Locate the string "JSON" in the records below. Copy every line where it occurs.

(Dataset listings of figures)
----

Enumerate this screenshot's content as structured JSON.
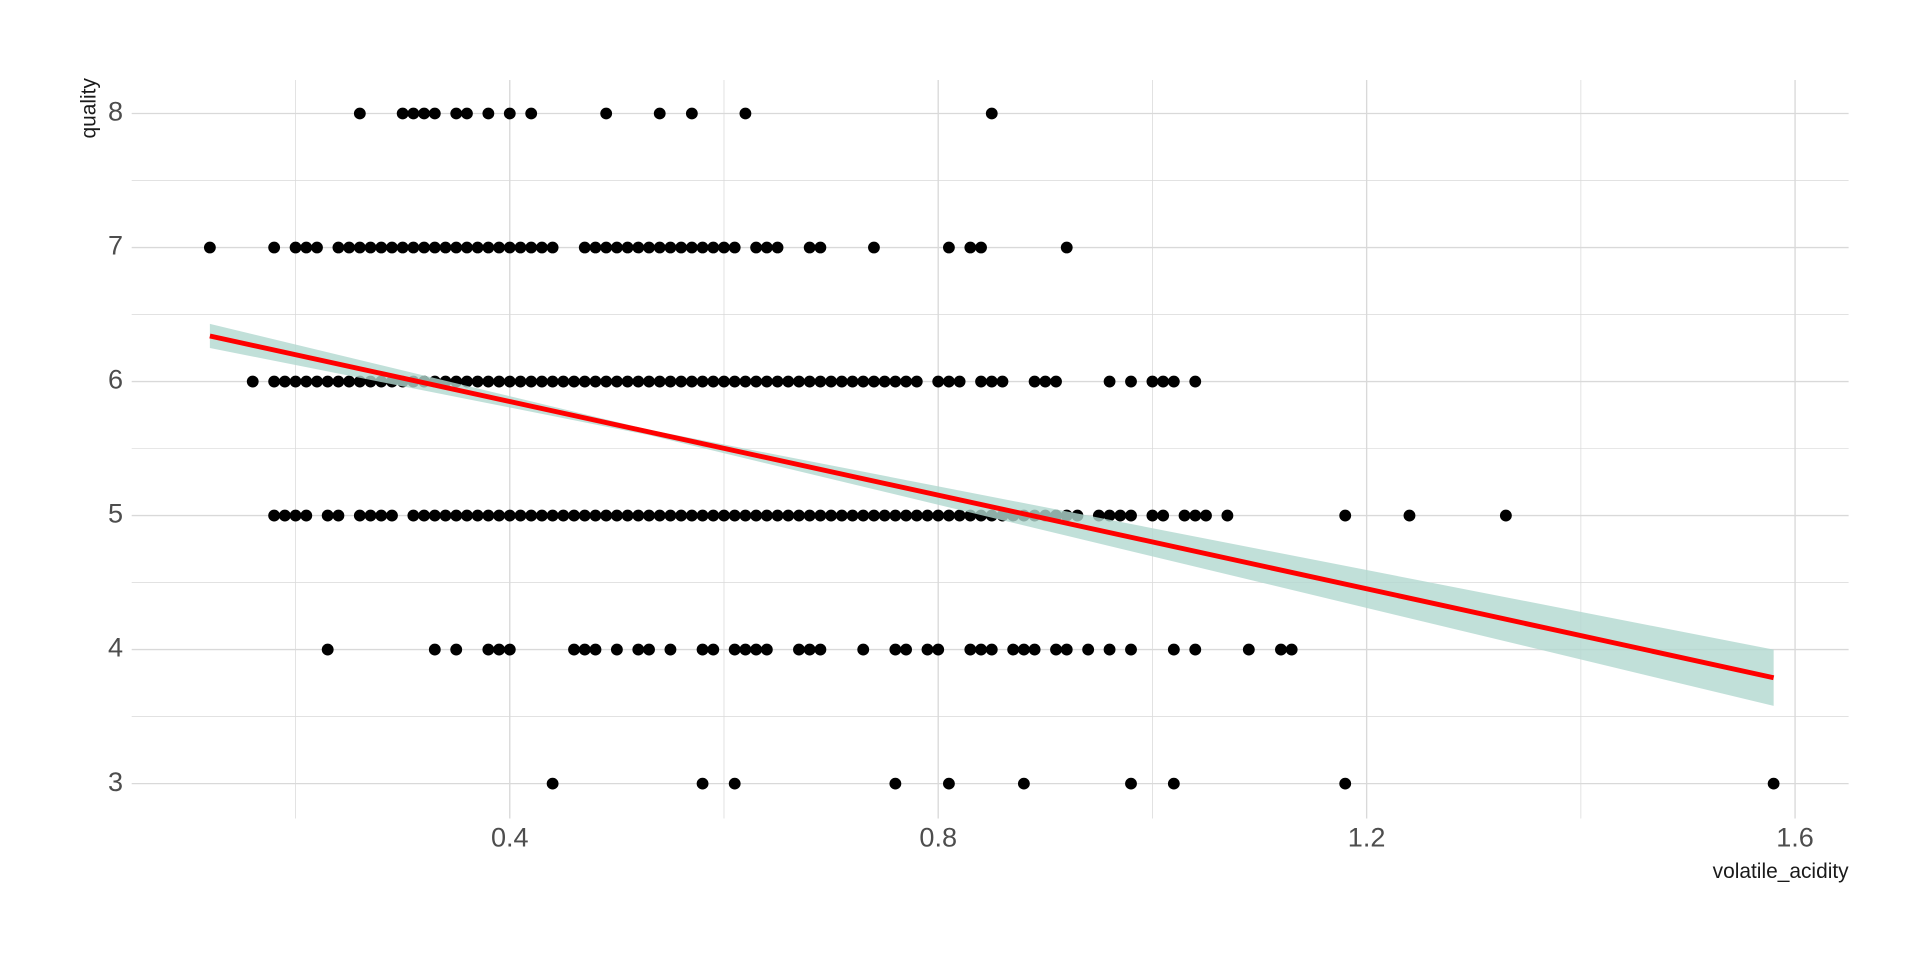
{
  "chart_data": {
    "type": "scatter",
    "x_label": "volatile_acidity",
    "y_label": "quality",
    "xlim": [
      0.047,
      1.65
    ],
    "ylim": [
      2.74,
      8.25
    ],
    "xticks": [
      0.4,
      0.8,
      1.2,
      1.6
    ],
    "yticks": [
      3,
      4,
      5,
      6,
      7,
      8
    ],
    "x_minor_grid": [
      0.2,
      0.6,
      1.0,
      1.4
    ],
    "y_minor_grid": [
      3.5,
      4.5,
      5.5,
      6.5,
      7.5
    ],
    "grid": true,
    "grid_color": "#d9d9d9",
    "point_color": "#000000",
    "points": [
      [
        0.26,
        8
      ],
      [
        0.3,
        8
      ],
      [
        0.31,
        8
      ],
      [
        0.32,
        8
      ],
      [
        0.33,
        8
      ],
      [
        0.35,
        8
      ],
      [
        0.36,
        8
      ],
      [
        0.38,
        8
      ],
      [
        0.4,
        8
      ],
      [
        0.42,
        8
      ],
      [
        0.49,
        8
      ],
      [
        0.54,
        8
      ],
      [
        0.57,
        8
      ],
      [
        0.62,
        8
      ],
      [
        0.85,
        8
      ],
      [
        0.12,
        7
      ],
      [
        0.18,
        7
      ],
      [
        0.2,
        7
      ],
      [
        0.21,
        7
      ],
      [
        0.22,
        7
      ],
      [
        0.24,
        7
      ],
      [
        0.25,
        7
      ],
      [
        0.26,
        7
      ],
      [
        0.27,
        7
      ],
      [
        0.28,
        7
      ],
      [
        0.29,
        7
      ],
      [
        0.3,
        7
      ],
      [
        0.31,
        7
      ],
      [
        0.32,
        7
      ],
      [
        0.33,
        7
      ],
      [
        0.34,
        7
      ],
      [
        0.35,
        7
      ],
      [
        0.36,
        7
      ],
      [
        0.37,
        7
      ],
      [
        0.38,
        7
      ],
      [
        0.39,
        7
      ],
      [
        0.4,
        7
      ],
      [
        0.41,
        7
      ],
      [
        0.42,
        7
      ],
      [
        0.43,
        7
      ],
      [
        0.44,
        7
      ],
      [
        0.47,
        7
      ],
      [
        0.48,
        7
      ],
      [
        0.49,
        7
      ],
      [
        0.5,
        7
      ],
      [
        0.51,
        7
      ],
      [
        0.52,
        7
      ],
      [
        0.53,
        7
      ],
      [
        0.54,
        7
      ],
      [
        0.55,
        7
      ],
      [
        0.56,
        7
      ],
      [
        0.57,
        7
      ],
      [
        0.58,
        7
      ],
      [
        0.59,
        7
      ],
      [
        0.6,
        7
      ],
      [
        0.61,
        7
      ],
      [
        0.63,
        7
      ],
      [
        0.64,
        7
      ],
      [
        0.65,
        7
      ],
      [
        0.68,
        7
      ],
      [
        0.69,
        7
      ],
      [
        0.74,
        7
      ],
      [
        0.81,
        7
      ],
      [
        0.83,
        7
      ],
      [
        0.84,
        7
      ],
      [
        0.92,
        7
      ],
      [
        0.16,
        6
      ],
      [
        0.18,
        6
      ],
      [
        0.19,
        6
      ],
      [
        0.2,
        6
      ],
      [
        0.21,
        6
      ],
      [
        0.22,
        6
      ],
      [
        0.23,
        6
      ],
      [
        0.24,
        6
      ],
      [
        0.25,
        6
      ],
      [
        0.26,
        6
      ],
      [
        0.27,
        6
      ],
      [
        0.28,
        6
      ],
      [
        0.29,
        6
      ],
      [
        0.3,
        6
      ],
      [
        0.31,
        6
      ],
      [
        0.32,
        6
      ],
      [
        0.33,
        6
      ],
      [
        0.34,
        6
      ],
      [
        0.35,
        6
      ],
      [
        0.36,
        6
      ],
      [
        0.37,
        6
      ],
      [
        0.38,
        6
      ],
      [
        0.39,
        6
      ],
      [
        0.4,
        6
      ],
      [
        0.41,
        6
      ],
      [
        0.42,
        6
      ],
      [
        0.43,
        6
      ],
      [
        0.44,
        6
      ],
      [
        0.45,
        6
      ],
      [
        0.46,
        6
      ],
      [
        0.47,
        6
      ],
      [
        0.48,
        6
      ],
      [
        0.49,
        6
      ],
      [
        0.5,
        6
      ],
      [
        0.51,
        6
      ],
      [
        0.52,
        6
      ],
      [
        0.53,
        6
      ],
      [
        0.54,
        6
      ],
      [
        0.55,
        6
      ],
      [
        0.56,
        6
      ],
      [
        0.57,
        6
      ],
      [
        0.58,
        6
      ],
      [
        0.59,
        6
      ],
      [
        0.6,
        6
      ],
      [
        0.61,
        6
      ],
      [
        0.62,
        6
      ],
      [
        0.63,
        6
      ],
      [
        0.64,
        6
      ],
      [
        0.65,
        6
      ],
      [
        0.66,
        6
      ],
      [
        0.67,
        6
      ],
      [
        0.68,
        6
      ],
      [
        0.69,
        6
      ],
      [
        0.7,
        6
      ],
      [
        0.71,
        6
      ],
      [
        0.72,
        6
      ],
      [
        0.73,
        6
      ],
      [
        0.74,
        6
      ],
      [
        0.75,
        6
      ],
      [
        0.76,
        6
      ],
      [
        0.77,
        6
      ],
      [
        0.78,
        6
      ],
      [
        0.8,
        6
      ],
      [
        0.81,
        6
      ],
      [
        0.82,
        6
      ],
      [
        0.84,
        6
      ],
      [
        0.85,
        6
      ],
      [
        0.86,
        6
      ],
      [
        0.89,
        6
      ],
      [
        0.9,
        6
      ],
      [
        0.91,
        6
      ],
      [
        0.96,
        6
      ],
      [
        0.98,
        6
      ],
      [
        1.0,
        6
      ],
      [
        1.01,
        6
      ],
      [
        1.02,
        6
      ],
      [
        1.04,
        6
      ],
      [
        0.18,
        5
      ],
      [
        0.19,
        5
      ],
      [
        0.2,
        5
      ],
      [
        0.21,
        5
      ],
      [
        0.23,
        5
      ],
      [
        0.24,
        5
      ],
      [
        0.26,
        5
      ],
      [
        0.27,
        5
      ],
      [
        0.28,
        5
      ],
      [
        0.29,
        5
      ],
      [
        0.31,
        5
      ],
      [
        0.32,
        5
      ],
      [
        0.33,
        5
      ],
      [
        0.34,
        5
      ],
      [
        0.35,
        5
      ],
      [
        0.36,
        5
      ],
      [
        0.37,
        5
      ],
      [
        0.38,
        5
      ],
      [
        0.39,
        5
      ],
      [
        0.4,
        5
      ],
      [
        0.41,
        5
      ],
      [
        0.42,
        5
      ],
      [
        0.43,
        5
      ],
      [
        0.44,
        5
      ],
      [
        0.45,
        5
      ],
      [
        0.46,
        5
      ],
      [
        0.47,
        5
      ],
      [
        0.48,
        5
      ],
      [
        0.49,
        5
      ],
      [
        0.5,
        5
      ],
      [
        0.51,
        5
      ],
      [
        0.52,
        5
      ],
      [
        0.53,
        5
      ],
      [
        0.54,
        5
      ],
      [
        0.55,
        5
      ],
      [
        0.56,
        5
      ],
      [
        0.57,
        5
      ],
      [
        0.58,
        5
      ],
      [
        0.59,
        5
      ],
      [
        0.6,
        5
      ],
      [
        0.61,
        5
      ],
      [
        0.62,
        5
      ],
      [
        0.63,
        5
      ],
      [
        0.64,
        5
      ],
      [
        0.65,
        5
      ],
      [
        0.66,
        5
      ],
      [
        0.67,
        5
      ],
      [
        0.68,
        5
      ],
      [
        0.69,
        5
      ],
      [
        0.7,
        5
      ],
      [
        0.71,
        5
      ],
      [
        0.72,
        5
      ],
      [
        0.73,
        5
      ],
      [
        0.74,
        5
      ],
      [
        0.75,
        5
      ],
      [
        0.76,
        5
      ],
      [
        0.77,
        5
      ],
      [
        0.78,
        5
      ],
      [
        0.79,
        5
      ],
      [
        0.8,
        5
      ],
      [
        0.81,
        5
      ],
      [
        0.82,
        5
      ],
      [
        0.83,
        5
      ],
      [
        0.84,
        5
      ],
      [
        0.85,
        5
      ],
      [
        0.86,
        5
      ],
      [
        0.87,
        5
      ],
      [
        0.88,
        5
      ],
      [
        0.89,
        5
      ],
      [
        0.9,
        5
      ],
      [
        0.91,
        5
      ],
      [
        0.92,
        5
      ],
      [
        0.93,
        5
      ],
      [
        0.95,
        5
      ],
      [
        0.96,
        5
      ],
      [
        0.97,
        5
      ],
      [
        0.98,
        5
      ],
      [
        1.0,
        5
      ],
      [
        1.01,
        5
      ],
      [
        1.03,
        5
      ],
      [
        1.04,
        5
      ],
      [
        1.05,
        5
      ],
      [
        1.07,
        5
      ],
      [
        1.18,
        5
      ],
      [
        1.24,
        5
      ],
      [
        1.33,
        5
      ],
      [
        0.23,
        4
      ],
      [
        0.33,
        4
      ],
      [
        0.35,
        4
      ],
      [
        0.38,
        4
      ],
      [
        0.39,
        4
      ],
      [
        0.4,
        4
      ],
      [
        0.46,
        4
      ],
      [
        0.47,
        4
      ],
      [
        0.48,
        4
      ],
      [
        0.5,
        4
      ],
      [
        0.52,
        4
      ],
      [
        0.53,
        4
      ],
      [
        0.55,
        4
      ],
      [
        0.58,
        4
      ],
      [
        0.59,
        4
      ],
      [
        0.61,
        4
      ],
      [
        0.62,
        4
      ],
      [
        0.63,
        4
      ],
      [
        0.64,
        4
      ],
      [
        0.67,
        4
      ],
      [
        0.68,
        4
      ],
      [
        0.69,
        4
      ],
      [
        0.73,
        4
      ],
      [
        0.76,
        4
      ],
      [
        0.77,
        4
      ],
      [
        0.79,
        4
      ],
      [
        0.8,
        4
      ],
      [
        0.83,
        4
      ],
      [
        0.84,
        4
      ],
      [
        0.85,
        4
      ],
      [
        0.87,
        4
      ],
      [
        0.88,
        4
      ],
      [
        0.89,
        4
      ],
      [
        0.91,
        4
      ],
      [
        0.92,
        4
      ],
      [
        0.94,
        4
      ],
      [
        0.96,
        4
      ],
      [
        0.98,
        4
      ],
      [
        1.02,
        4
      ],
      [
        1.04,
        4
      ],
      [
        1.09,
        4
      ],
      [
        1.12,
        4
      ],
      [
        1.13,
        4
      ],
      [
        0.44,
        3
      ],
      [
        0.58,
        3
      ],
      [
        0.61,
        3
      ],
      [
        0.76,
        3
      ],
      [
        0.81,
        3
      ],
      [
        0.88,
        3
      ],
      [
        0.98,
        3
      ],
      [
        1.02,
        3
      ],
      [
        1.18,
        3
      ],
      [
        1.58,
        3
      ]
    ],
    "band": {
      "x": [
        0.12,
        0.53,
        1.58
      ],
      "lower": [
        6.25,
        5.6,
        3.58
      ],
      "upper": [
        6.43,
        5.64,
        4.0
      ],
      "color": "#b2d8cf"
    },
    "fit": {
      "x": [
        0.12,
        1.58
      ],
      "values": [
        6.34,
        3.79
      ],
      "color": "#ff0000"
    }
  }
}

----

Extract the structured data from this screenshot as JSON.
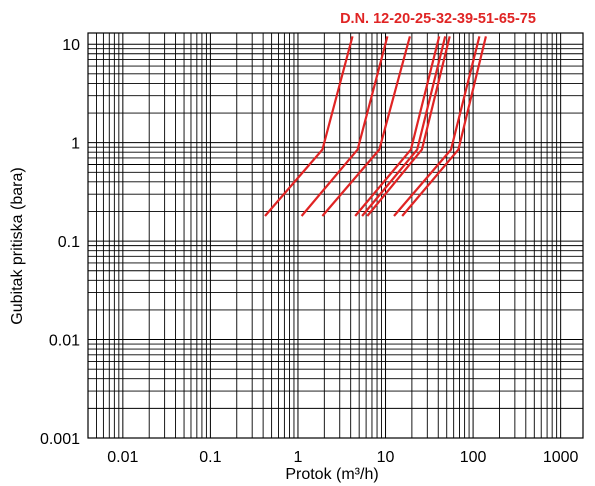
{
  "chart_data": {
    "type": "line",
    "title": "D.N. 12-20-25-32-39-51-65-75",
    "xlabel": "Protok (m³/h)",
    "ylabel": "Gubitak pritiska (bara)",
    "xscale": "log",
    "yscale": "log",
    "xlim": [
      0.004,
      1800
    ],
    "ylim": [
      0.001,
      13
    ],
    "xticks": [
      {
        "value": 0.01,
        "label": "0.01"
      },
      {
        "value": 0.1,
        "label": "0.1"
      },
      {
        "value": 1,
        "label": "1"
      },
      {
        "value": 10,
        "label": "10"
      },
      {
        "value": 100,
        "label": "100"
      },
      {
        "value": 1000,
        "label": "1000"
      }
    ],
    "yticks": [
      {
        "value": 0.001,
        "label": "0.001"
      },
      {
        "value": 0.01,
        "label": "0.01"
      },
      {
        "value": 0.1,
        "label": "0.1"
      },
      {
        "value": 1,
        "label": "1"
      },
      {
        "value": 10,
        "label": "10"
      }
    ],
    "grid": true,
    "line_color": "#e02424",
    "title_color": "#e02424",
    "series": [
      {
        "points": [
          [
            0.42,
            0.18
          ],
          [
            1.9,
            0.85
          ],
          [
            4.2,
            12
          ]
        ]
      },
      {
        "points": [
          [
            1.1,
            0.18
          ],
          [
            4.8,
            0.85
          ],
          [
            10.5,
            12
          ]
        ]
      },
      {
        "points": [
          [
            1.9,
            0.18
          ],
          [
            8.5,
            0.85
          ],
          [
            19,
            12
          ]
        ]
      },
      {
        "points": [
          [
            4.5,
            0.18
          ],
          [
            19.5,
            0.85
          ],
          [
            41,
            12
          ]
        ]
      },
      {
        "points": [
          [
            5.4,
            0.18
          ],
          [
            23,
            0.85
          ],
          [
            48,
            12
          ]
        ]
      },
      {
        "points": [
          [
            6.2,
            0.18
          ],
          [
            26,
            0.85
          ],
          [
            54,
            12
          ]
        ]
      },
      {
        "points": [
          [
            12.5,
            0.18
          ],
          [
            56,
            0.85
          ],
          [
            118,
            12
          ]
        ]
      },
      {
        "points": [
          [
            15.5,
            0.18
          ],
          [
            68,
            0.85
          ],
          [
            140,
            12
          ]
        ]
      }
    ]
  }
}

----

**Output of the exercise:**
Enumerate this screenshot's content as structured JSON.
Extract the structured data from this screenshot as JSON.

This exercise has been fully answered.